Request: Reproduce each of the following lines word for word, without changing anything.

*** Supplied records

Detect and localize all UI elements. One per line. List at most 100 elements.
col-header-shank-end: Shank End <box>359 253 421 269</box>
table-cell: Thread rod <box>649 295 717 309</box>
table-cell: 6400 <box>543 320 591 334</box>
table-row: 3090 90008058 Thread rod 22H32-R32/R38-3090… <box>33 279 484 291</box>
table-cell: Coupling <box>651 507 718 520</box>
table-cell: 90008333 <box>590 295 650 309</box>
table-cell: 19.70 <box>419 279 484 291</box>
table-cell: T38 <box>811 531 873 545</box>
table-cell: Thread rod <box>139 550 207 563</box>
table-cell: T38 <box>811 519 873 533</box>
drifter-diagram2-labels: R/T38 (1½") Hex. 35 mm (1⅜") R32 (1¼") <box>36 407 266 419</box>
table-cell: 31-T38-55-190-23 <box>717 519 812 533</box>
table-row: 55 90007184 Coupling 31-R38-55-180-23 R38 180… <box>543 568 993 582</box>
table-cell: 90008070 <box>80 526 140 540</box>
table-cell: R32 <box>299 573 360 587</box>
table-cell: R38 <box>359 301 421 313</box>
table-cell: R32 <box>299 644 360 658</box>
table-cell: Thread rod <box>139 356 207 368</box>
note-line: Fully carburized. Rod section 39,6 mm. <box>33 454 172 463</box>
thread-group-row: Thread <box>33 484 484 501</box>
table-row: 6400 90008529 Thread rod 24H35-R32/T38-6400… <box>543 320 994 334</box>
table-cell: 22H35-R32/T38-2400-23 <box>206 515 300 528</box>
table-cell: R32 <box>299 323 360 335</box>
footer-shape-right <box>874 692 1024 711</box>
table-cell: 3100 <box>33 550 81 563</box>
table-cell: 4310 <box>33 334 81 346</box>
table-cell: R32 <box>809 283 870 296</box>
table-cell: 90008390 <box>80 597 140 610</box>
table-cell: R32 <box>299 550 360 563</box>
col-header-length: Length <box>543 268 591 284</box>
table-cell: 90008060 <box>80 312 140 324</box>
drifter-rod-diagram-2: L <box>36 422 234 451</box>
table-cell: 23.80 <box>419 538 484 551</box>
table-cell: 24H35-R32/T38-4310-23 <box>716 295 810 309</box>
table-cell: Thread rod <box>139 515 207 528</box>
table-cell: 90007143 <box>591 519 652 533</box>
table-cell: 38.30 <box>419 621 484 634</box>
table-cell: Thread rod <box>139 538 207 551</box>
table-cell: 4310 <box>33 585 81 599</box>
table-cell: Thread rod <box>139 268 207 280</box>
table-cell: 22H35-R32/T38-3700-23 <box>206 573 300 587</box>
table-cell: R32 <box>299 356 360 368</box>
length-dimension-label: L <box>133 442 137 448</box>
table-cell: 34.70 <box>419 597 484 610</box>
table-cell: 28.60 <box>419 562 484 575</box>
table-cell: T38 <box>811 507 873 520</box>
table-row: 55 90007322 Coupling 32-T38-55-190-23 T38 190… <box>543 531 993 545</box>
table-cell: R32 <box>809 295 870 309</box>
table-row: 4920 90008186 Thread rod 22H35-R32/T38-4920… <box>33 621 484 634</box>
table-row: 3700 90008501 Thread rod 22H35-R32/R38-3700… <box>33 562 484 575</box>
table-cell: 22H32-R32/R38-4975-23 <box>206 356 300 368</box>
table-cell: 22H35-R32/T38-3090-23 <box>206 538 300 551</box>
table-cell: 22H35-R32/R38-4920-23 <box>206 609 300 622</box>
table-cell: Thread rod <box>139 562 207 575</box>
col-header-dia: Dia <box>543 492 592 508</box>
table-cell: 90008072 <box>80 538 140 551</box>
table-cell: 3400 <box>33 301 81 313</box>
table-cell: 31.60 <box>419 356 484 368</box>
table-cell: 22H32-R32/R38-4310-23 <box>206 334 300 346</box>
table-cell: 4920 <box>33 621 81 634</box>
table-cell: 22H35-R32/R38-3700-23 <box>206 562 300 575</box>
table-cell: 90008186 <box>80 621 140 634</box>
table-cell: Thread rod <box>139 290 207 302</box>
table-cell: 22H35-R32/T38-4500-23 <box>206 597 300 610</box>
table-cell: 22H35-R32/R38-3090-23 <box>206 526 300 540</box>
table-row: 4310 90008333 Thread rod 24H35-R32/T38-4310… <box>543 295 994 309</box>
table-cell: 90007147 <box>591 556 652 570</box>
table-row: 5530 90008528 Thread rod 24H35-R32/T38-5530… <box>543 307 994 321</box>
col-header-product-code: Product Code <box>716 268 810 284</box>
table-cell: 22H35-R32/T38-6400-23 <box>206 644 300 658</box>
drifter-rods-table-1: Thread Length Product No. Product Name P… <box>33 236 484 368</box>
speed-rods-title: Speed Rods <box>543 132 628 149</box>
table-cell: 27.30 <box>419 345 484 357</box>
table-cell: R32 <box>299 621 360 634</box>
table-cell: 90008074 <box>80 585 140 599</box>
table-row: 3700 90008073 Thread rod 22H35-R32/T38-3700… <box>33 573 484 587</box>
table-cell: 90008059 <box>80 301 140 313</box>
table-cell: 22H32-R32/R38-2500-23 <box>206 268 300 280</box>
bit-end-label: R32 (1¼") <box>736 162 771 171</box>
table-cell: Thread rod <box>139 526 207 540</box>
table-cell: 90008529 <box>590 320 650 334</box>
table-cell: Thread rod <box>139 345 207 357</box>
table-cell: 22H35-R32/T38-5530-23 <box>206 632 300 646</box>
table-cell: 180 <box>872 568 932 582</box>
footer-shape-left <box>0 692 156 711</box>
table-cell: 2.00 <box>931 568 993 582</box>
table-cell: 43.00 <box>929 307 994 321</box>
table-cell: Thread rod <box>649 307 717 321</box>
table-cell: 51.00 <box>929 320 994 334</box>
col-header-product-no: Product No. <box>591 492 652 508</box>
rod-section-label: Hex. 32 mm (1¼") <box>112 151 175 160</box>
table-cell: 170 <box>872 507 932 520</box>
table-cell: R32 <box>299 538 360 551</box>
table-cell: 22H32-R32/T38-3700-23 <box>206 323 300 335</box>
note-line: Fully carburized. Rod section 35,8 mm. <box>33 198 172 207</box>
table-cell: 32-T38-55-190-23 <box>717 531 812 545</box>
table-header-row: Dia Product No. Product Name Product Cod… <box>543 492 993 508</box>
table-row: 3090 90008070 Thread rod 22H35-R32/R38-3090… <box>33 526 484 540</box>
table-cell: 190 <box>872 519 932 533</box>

******

Answer:
Detect and localize all UI elements. One per line. List at most 100 elements.
col-header-shank-end: Shank End <box>359 253 421 269</box>
table-cell: Thread rod <box>649 295 717 309</box>
table-cell: 6400 <box>543 320 591 334</box>
table-row: 3090 90008058 Thread rod 22H32-R32/R38-3090… <box>33 279 484 291</box>
table-cell: Coupling <box>651 507 718 520</box>
table-cell: 90008333 <box>590 295 650 309</box>
table-cell: 19.70 <box>419 279 484 291</box>
table-cell: T38 <box>811 531 873 545</box>
table-cell: Thread rod <box>139 550 207 563</box>
table-cell: T38 <box>811 519 873 533</box>
drifter-diagram2-labels: R/T38 (1½") Hex. 35 mm (1⅜") R32 (1¼") <box>36 407 266 419</box>
table-cell: 31-T38-55-190-23 <box>717 519 812 533</box>
table-row: 55 90007184 Coupling 31-R38-55-180-23 R38 180… <box>543 568 993 582</box>
table-cell: 90008070 <box>80 526 140 540</box>
table-cell: R32 <box>299 573 360 587</box>
table-cell: R38 <box>359 301 421 313</box>
table-cell: R32 <box>299 644 360 658</box>
table-cell: Thread rod <box>139 356 207 368</box>
note-line: Fully carburized. Rod section 39,6 mm. <box>33 454 172 463</box>
thread-group-row: Thread <box>33 484 484 501</box>
table-row: 6400 90008529 Thread rod 24H35-R32/T38-6400… <box>543 320 994 334</box>
table-cell: 22H35-R32/T38-2400-23 <box>206 515 300 528</box>
table-cell: R32 <box>299 323 360 335</box>
footer-shape-right <box>874 692 1024 711</box>
table-cell: 3100 <box>33 550 81 563</box>
table-cell: 4310 <box>33 334 81 346</box>
table-cell: R32 <box>809 283 870 296</box>
table-cell: 90008390 <box>80 597 140 610</box>
table-cell: R32 <box>299 550 360 563</box>
col-header-length: Length <box>543 268 591 284</box>
table-cell: 90008060 <box>80 312 140 324</box>
drifter-rod-diagram-2: L <box>36 422 234 451</box>
table-cell: 23.80 <box>419 538 484 551</box>
table-cell: 24H35-R32/T38-4310-23 <box>716 295 810 309</box>
table-cell: Thread rod <box>139 515 207 528</box>
table-cell: 90007143 <box>591 519 652 533</box>
table-cell: 38.30 <box>419 621 484 634</box>
table-cell: Thread rod <box>139 538 207 551</box>
table-cell: 4310 <box>33 585 81 599</box>
table-cell: Thread rod <box>139 268 207 280</box>
table-cell: 22H35-R32/T38-3700-23 <box>206 573 300 587</box>
table-cell: R32 <box>299 356 360 368</box>
length-dimension-label: L <box>133 442 137 448</box>
table-cell: 34.70 <box>419 597 484 610</box>
table-cell: 28.60 <box>419 562 484 575</box>
table-cell: T38 <box>811 507 873 520</box>
table-row: 55 90007322 Coupling 32-T38-55-190-23 T38 190… <box>543 531 993 545</box>
table-cell: R32 <box>809 295 870 309</box>
table-row: 4920 90008186 Thread rod 22H35-R32/T38-4920… <box>33 621 484 634</box>
table-row: 3700 90008501 Thread rod 22H35-R32/R38-3700… <box>33 562 484 575</box>
table-cell: 22H32-R32/R38-4975-23 <box>206 356 300 368</box>
table-cell: 22H35-R32/T38-3090-23 <box>206 538 300 551</box>
table-cell: 22H35-R32/R38-4920-23 <box>206 609 300 622</box>
table-cell: Thread rod <box>139 562 207 575</box>
col-header-dia: Dia <box>543 492 592 508</box>
table-cell: 90008072 <box>80 538 140 551</box>
table-cell: 3400 <box>33 301 81 313</box>
table-cell: 31.60 <box>419 356 484 368</box>
table-cell: 22H32-R32/R38-4310-23 <box>206 334 300 346</box>
table-cell: 4920 <box>33 621 81 634</box>
table-cell: 22H35-R32/R38-3700-23 <box>206 562 300 575</box>
table-cell: 90008186 <box>80 621 140 634</box>
table-cell: Thread rod <box>139 290 207 302</box>
table-cell: 22H35-R32/T38-4500-23 <box>206 597 300 610</box>
table-cell: 22H35-R32/R38-3090-23 <box>206 526 300 540</box>
table-row: 4310 90008333 Thread rod 24H35-R32/T38-4310… <box>543 295 994 309</box>
table-cell: 90007147 <box>591 556 652 570</box>
table-row: 5530 90008528 Thread rod 24H35-R32/T38-5530… <box>543 307 994 321</box>
col-header-product-code: Product Code <box>716 268 810 284</box>
table-cell: 22H35-R32/T38-6400-23 <box>206 644 300 658</box>
drifter-rods-table-1: Thread Length Product No. Product Name P… <box>33 236 484 368</box>
speed-rods-title: Speed Rods <box>543 132 628 149</box>
table-cell: 27.30 <box>419 345 484 357</box>
table-cell: R32 <box>299 621 360 634</box>
table-cell: 90008074 <box>80 585 140 599</box>
table-row: 3700 90008073 Thread rod 22H35-R32/T38-3700… <box>33 573 484 587</box>
table-cell: 90008059 <box>80 301 140 313</box>
table-cell: 22H32-R32/R38-2500-23 <box>206 268 300 280</box>
bit-end-label: R32 (1¼") <box>736 162 771 171</box>
table-cell: Thread rod <box>139 526 207 540</box>
table-cell: 90008529 <box>590 320 650 334</box>
table-cell: Thread rod <box>139 345 207 357</box>
table-cell: 22H35-R32/T38-5530-23 <box>206 632 300 646</box>
table-cell: 180 <box>872 568 932 582</box>
footer-shape-left <box>0 692 156 711</box>
table-cell: 2.00 <box>931 568 993 582</box>
table-cell: 43.00 <box>929 307 994 321</box>
table-cell: Thread rod <box>649 307 717 321</box>
table-cell: 51.00 <box>929 320 994 334</box>
col-header-product-no: Product No. <box>591 492 652 508</box>
rod-section-label: Hex. 32 mm (1¼") <box>112 151 175 160</box>
table-cell: 170 <box>872 507 932 520</box>
table-cell: R32 <box>299 538 360 551</box>
table-cell: 22H32-R32/T38-3700-23 <box>206 323 300 335</box>
note-line: Fully carburized. Rod section 35,8 mm. <box>33 198 172 207</box>
table-cell: 32-T38-55-190-23 <box>717 531 812 545</box>
table-header-row: Dia Product No. Product Name Product Cod… <box>543 492 993 508</box>
table-row: 3090 90008070 Thread rod 22H35-R32/R38-3090… <box>33 526 484 540</box>
table-cell: 190 <box>872 519 932 533</box>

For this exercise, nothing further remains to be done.